Source records:
— begin —
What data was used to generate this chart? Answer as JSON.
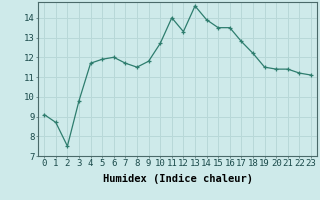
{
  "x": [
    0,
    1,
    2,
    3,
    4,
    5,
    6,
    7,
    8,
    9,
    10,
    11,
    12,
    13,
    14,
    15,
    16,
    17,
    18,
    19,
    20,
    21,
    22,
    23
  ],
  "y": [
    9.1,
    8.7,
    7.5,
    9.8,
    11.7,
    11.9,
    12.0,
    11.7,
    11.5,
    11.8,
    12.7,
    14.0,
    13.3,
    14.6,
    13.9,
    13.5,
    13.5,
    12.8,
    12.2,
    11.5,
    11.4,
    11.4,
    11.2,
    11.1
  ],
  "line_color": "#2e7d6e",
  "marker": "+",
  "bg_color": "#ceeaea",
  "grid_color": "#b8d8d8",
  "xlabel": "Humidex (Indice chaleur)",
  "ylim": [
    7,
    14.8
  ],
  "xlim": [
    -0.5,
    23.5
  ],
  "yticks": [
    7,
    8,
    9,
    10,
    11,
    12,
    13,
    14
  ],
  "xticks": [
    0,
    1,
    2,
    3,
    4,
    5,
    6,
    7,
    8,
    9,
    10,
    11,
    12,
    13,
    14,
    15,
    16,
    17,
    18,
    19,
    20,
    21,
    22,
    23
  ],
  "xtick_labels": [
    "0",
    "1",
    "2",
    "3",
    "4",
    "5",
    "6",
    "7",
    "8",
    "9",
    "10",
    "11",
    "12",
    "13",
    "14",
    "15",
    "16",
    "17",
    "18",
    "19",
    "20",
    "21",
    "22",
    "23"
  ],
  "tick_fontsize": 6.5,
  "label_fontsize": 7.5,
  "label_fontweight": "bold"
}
— end —
What is required:
Write out again every line above exactly as given; the pictures do not belong in the copy.

Output of the exercise:
What data was used to generate this chart? Answer as JSON.
{
  "x": [
    0,
    1,
    2,
    3,
    4,
    5,
    6,
    7,
    8,
    9,
    10,
    11,
    12,
    13,
    14,
    15,
    16,
    17,
    18,
    19,
    20,
    21,
    22,
    23
  ],
  "y": [
    9.1,
    8.7,
    7.5,
    9.8,
    11.7,
    11.9,
    12.0,
    11.7,
    11.5,
    11.8,
    12.7,
    14.0,
    13.3,
    14.6,
    13.9,
    13.5,
    13.5,
    12.8,
    12.2,
    11.5,
    11.4,
    11.4,
    11.2,
    11.1
  ],
  "line_color": "#2e7d6e",
  "marker": "+",
  "bg_color": "#ceeaea",
  "grid_color": "#b8d8d8",
  "xlabel": "Humidex (Indice chaleur)",
  "ylim": [
    7,
    14.8
  ],
  "xlim": [
    -0.5,
    23.5
  ],
  "yticks": [
    7,
    8,
    9,
    10,
    11,
    12,
    13,
    14
  ],
  "xticks": [
    0,
    1,
    2,
    3,
    4,
    5,
    6,
    7,
    8,
    9,
    10,
    11,
    12,
    13,
    14,
    15,
    16,
    17,
    18,
    19,
    20,
    21,
    22,
    23
  ],
  "xtick_labels": [
    "0",
    "1",
    "2",
    "3",
    "4",
    "5",
    "6",
    "7",
    "8",
    "9",
    "10",
    "11",
    "12",
    "13",
    "14",
    "15",
    "16",
    "17",
    "18",
    "19",
    "20",
    "21",
    "22",
    "23"
  ],
  "tick_fontsize": 6.5,
  "label_fontsize": 7.5,
  "label_fontweight": "bold"
}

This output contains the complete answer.